PROBLEM TO SOLVE »
Pick out every line with the word "Parlamentnek" and copy it.

Saved entries
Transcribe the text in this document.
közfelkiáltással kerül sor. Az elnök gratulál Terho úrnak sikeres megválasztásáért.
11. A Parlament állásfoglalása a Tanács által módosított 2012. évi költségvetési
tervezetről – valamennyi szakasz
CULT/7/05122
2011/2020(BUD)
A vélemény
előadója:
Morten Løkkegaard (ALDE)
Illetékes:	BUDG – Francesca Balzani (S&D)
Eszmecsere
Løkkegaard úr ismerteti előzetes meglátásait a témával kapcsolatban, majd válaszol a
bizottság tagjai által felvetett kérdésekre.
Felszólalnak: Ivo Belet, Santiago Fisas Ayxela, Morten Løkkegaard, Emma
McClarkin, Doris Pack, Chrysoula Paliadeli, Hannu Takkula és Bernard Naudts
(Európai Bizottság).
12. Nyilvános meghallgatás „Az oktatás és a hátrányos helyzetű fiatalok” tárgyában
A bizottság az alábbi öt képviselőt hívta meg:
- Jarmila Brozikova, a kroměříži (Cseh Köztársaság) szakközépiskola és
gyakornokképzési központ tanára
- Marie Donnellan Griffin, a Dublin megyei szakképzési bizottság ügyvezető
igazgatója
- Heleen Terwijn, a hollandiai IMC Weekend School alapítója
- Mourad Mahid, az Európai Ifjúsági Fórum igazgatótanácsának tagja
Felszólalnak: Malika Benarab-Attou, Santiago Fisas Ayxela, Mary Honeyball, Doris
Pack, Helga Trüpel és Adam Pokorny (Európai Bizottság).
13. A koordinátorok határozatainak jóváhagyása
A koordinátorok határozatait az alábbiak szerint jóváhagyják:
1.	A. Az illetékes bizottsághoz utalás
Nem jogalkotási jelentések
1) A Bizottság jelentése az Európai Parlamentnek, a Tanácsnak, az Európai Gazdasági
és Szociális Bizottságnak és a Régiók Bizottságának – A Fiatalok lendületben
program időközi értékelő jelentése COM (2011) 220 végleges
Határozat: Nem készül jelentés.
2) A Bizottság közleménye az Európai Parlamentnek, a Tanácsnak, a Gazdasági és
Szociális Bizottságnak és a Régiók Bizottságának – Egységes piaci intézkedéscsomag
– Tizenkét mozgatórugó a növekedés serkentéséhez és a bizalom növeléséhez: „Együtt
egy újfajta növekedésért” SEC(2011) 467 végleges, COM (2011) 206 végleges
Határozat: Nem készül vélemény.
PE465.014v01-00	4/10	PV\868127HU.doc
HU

EXERCISE ANSWER »
1) A Bizottság jelentése az Európai Parlamentnek, a Tanácsnak, az Európai Gazdasági
2) A Bizottság közleménye az Európai Parlamentnek, a Tanácsnak, a Gazdasági és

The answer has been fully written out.